* Problem requirements
Quote the entries that follow exactly, leaving none out.

* Records for processing
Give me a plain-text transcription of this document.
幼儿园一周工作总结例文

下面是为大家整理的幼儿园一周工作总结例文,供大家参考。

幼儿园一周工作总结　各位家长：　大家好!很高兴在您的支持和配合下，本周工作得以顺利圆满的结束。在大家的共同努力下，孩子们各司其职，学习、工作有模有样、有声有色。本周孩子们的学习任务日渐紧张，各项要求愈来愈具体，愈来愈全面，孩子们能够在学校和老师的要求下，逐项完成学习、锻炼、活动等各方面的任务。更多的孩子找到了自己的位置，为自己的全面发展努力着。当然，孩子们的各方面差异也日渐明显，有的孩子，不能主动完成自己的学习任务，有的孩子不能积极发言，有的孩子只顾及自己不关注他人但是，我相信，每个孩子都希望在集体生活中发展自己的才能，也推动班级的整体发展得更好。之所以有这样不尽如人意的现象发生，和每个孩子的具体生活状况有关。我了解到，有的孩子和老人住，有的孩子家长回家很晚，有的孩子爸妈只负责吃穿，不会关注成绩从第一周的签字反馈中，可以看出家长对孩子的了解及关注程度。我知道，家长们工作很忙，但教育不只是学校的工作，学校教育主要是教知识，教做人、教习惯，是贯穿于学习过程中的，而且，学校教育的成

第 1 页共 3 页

* Response to the task
Give me a plain-text transcription of this document.
幼儿园一周工作总结例文

下面是为大家整理的幼儿园一周工作总结例文,供大家参考。

幼儿园一周工作总结　各位家长：　大家好!很高兴在您的支持和配合下，本周工作得以顺利圆满的结束。在大家的共同努力下，孩子们各司其职，学习、工作有模有样、有声有色。本周孩子们的学习任务日渐紧张，各项要求愈来愈具体，愈来愈全面，孩子们能够在学校和老师的要求下，逐项完成学习、锻炼、活动等各方面的任务。更多的孩子找到了自己的位置，为自己的全面发展努力着。当然，孩子们的各方面差异也日渐明显，有的孩子，不能主动完成自己的学习任务，有的孩子不能积极发言，有的孩子只顾及自己不关注他人但是，我相信，每个孩子都希望在集体生活中发展自己的才能，也推动班级的整体发展得更好。之所以有这样不尽如人意的现象发生，和每个孩子的具体生活状况有关。我了解到，有的孩子和老人住，有的孩子家长回家很晚，有的孩子爸妈只负责吃穿，不会关注成绩从第一周的签字反馈中，可以看出家长对孩子的了解及关注程度。我知道，家长们工作很忙，但教育不只是学校的工作，学校教育主要是教知识，教做人、教习惯，是贯穿于学习过程中的，而且，学校教育的成

第 1 页共 3 页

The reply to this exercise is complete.